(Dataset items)
........

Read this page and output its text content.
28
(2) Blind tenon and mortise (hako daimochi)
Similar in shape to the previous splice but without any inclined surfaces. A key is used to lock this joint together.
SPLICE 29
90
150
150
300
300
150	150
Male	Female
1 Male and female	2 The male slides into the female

........

▶ _Your instructions_:
Take the listing above and write it out again exactly.

▶ _Answer to the task_:
Read this page and output its text content.
28
(2) Blind tenon and mortise (hako daimochi)
Similar in shape to the previous splice but without any inclined surfaces. A key is used to lock this joint together.
SPLICE 29
90
150
150
300
300
150	150
Male	Female
1 Male and female	2 The male slides into the female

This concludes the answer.